In the footballer's profile, reproduce the portion starting at "- 2020–2021: Braga" and ending at "U19 / 6 / (0)", substituting "Girona" for "Almería".

- Passage shown:
======

Personal information
- Full name: Samuel de Almeida Costa
- Date of birth: 27 November 2000 (age 25)
- Place of birth: Aveiro, Portugal
- Height: 1.85 m (6 ft 1 in)
- Position: Defensive midfielder

Team information
- Current team: Al-Nassr
- Number: 11

Youth career
- 2008–2013: Beira-Mar
- 2013–2015: Gafanha
- 2015–2016: Palmeiras Braga
- 2016–2019: Braga

Senior career*
- Years: Team / Apps / (Gls)
- 2019–2020: Braga B / 12 / (1)
- 2020–2021: Braga / 1 / (0)
- 2020–2021: → Almería (loan) / 35 / (2)
- 2021–2023: Almería / 70 / (1)
- 2023–2026: Mallorca / 100 / (8)
- 2026–: Al-Nassr / 6 / (2)

International career^{‡}
- 2019: Portugal U19 / 6 / (0)
- 2019: Portugal U20 / 6 / (1)
- 2022–2023: Portugal U21 / 7 / (1)
- 2024–: Portugal / 7 / (0)

Medal record
Men's football
Representing Portugal
UEFA European Under-19 Championship
| Runner-up | Armenia 2019 |  |

= Samú Costa =

Portuguese footballer

Samuel "Samú" de Almeida Costa (born 27 November 2000) is a Portuguese professional footballer who plays as a defensive midfielder for Saudi Pro League club Al-Nassr and the Portugal national team.

==Club career==
===Braga===
Born in Aveiro, Costa represented Beira-Mar, Gafanha, Palmeiras FC de Braga and Braga as a youth. He made his Campeonato de Portugal debut for the latter's B-team on 2 November 2019 in a game against Bragança.

======

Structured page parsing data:
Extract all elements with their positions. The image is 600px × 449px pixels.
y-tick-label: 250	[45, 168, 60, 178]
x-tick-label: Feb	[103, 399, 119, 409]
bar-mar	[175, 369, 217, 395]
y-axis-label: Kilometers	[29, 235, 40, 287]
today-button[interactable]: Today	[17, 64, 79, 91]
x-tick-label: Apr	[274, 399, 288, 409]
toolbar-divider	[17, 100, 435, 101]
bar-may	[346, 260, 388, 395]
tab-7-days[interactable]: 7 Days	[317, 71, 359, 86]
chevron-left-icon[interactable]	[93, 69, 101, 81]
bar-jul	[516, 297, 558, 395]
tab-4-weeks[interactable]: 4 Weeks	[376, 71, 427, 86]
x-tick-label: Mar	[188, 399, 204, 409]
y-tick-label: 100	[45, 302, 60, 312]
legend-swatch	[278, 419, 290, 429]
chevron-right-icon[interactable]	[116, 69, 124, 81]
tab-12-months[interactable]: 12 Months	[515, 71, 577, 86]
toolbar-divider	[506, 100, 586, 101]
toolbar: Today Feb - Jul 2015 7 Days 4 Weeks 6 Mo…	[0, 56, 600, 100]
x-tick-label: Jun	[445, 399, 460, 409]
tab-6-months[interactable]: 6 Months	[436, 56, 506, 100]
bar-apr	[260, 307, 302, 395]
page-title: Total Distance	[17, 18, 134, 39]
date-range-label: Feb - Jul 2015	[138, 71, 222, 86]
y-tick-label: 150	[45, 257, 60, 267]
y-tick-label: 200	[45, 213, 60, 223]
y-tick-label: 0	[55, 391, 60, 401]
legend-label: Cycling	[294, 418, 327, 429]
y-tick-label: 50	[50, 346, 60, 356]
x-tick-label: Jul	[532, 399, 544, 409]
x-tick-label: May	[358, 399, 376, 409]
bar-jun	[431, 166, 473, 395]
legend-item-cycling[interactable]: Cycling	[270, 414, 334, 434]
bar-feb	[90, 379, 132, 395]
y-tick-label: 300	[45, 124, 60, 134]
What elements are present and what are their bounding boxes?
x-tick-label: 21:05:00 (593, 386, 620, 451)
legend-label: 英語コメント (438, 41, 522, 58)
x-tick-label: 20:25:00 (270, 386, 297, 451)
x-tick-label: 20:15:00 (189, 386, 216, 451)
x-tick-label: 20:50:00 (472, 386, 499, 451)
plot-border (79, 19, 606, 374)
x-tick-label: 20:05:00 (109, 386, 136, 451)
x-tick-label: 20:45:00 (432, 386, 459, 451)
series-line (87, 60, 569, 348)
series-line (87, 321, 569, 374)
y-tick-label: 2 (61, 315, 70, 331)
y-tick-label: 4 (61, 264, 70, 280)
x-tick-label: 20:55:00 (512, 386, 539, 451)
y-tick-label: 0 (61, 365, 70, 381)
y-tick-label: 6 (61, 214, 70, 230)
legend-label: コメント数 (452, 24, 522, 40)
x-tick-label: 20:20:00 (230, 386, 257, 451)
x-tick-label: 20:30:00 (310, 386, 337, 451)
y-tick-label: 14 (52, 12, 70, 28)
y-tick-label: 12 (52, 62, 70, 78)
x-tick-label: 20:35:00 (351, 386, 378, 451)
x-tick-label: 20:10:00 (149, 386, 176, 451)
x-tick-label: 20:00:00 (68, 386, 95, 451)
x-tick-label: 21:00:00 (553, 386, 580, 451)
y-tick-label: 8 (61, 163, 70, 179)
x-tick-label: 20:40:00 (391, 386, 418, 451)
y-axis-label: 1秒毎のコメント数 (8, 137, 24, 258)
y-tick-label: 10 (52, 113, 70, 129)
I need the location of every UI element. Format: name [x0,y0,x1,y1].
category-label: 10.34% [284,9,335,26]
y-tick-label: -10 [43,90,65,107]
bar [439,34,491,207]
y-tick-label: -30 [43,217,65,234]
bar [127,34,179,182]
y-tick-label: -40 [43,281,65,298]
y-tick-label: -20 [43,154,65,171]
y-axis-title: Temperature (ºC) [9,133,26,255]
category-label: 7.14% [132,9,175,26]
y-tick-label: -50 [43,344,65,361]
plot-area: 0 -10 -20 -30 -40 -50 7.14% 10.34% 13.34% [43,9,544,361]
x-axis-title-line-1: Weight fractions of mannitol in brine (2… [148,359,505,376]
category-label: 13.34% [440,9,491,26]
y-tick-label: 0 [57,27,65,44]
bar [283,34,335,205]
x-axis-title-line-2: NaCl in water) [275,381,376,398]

======

- Response:
- 2020–2021: Braga / 1 / (0)
- 2020–2021: → Girona (loan) / 35 / (2)
- 2021–2023: Girona / 70 / (1)
- 2023–2026: Mallorca / 100 / (8)
- 2026–: Al-Nassr / 6 / (2)

International career^{‡}
- 2019: Portugal U19 / 6 / (0)